È un festival di idee ed emozioni messe su carta, affidate allo strumento di cultura per antonomasia: il libro. Sono molti anni che frequento il Salone e chiedendomi la ragione di questo annuale peregrinare in terra sabauda nel mese delle rose, non so trovare altra risposta se non che “mi fa bene”. La sensazione di benessere a cui faccio riferimento non nasce solo dalla certezza dell’arricchimento culturale che me ne verrà, dalla possibilità di approfondire i grandi temi della nostra vita quotidiana a tu per tu con grandi esponenti dell’intellighenzia culturale italiana e mondiale o dal parlare e sentir parlare dei grandi capolavori della letteratura come dei nuovi libri, direttamente da chi quei libri li ha scritti o che allo studio di quei capolavori ha dedicato una vita intera. No, già questo basterebbe, ma non è solo questo. La piacevole sensazione che mi invade ogni anno quando varco la soglia del Lingotto, nasce dall’atto stesso, cioè dal semplice partecipare, dal sentirmi parte di un meccanismo virtuoso, una piccolissima ma indispensabile rotella che contribuisce a far muovere l’ingranaggio del progresso della nostra società. Il progresso vero intendo, la reale crescita di un popolo, che nasce dalla diffusione della scolarizzazione, dell’istruzione e della cultura nel senso più ampio del termine ed è premessa indispensabile per il progresso economico e materiale.

È una sensazione rigenerante e bellissima aggirarsi tra gli stand degli editori o nelle sale convegno a pieno titolo, perché consci di essere la ruota intorno a cui tutto gira. Io sono “il lettore”, mi dico, quello che i libri li compra e poi li legge e li giudica, colui che giustifica l’esistenza e la sussistenza dell’evento stesso, ed ho quindi una grande responsabilità. Certo, sono qui per divertirmi, ma non per perdere tempo. E come me molti, tantissimi altri. Centoquarantottomilatrentaquattro quest’anno, per essere precisi. E moltissimi sono stati i ragazzi ed i bambini. Si, questo evento è concepito per i giovani, dedicato ai giovani e sostenuto in larga parte dal loro impegno. Questo, io credo, è il punto di forza dell’iniziativa: mantenere vivo il contatto tra il libro e le giovani generazioni, ribadirne il ruolo primario ed insostituibile come strumento di comunicazione del sapere, anche e soprattutto tra chi, come i ragazzi, è quotidianamente tentato di utilizzare altri strumenti di informazione e conoscenza più immediati ed accattivanti. Non c’è guerra però. Non c’è astio, né demonizzazione o rifiuto del progresso. Quello del Salone di Torino è solo un potente richiamo al potere ed al fascino della lettura. Un invito ad un approccio alla conoscenza più lento, approfondito e meditato. Ed a giudicare dai volti dei giovani che ho visto impegnati nelle varie attività, dal volontariato all’organizzazione dei gruppi di lavoro, come pure degli insegnanti alla guida delle molte scolaresche che si incontravano nei corridoi dei padiglioni, è stato un invito accolto di buon grado.

_Consegne scritte_
A: Rispondi a queste domande sul testo dedicato al Salone del Libro di Torino, usando la stessa numerazione nelle risposte.
(i) In quale mese chi scrive si reca ogni anno al Salone?
(ii) Quale soglia varca ogni anno chi scrive?
(iii) Quanti sono stati i visitatori quest'anno?
B: Prosegui il testo sul Salone del Libro di Torino a partire dalla sua ultima frase.

_Estratto dei dati_
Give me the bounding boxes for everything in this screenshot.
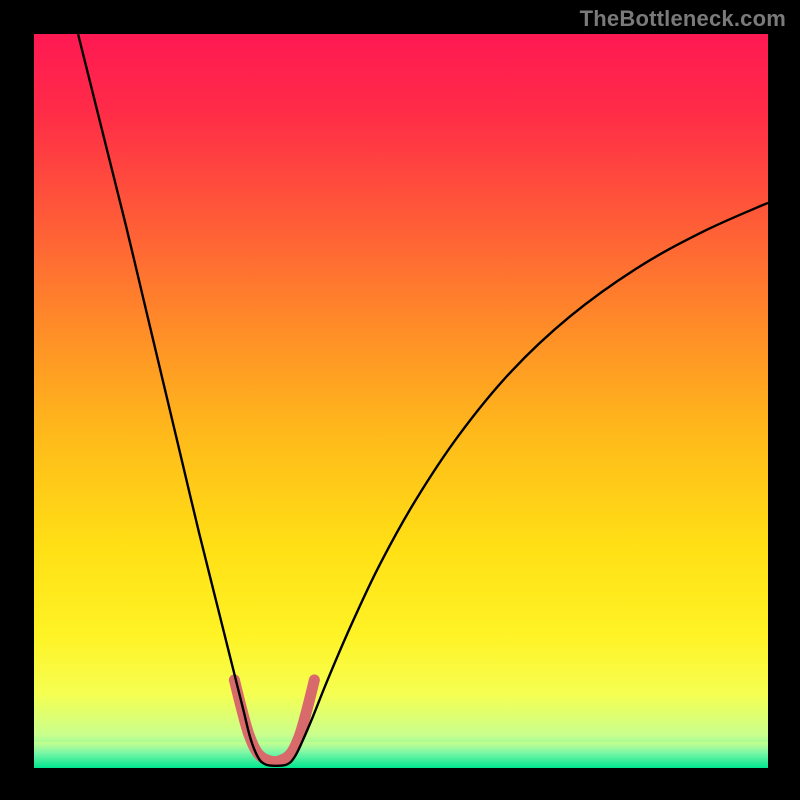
watermark-text: TheBottleneck.com	[580, 6, 786, 32]
bottleneck-curve-path	[78, 34, 768, 766]
curve-layer	[34, 34, 768, 768]
plot-area	[34, 34, 768, 768]
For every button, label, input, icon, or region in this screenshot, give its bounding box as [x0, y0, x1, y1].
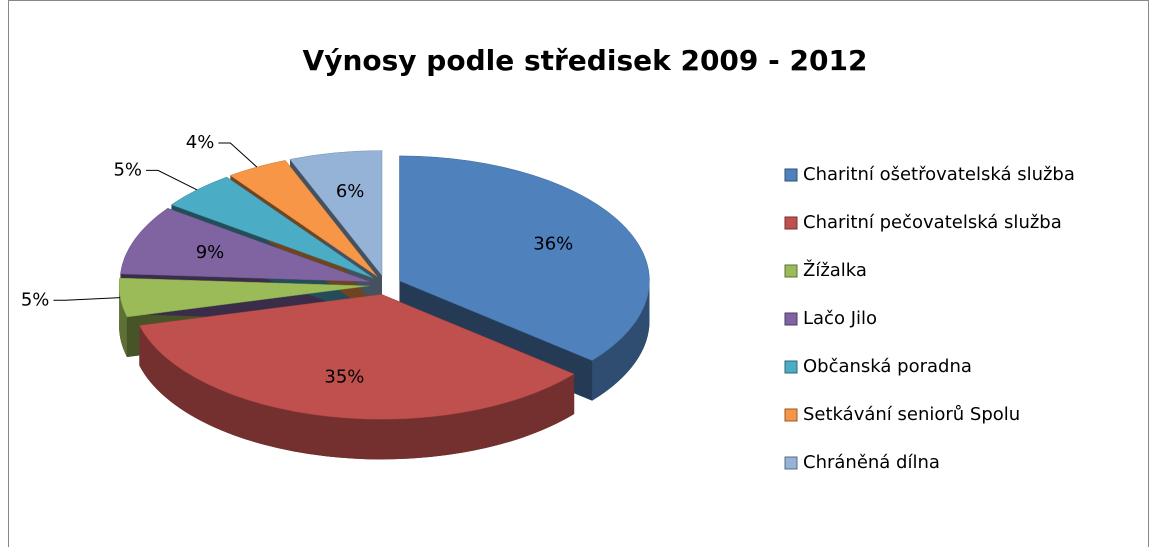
legend-marker: [784, 456, 798, 470]
data-label: 36%: [533, 234, 573, 255]
data-label: 9%: [196, 242, 225, 263]
data-label: 4%: [186, 132, 215, 153]
legend-label: Lačo Jilo: [803, 308, 877, 329]
leader-line: [53, 297, 121, 301]
leader-line: [218, 142, 258, 168]
data-label: 6%: [336, 181, 365, 202]
chart-title: Výnosy podle středisek 2009 - 2012: [303, 44, 868, 77]
slice: [138, 294, 575, 420]
legend-marker: [784, 408, 798, 422]
slice-side: [592, 280, 650, 401]
legend-label: Setkávání seniorů Spolu: [803, 404, 1020, 425]
slice-side: [119, 285, 127, 357]
slice: [120, 207, 371, 282]
legend-marker: [784, 168, 798, 182]
data-label: 5%: [113, 159, 142, 180]
legend-marker: [784, 264, 798, 278]
data-label: 5%: [21, 289, 50, 310]
legend-label: Charitní ošetřovatelská služba: [803, 164, 1075, 185]
slice: [170, 176, 374, 279]
slice-side: [139, 325, 575, 460]
slice: [399, 155, 650, 361]
slice: [229, 160, 378, 277]
legend-label: Občanská poradna: [803, 356, 972, 377]
leader-line: [146, 169, 198, 191]
legend-marker: [784, 312, 798, 326]
legend-label: Chráněná dílna: [803, 452, 940, 473]
legend-marker: [784, 360, 798, 374]
legend-label: Žížalka: [803, 259, 867, 281]
legend-marker: [784, 216, 798, 230]
legend-label: Charitní pečovatelská služba: [803, 212, 1062, 233]
slice: [289, 150, 383, 277]
data-label: 35%: [324, 366, 364, 387]
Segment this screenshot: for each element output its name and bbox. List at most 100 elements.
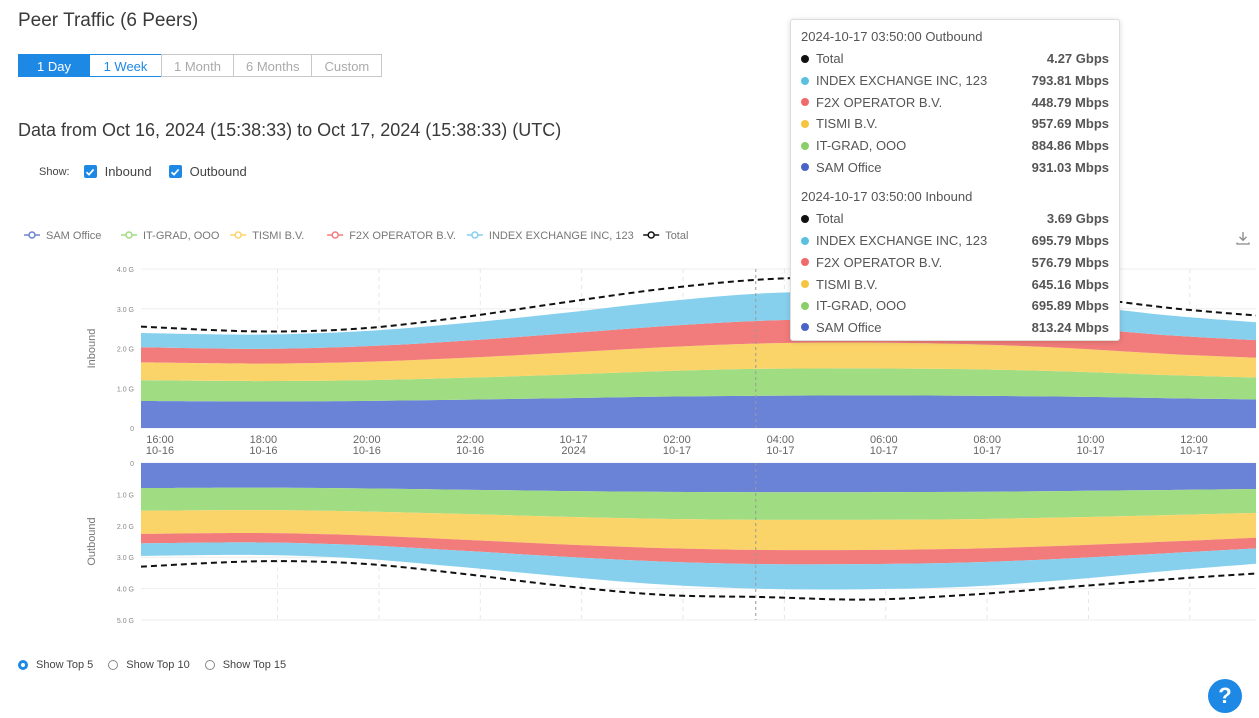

_Risposte_
A:
(i) Nel mese delle rose.
(ii) La soglia del Lingotto.
(iii) Centoquarantottomilatrentaquattro.

B:
Per godere al massimo di questa meravigliosa esperienza, bisogna però avere doti di grande pazienza e resistenza fisica (lunghe file per assistere agli eventi, le voci di relatori che si sovrappongono le une alle altre e si mischiano a quelle del pubblico generando un intollerabile frastuono di fondo, difficoltà a procurarsi un misero panino nei punti ristoro presi d’assalto dalla folla all’ora dei pasti, file interminabili ai bagni etc…etc…). Personalmente, anche quest’anno, ho resistito solo per tre giorni e sono andato via desiderando ardentemente il ritiro in un eremo francescano dove regnasse il silenzio.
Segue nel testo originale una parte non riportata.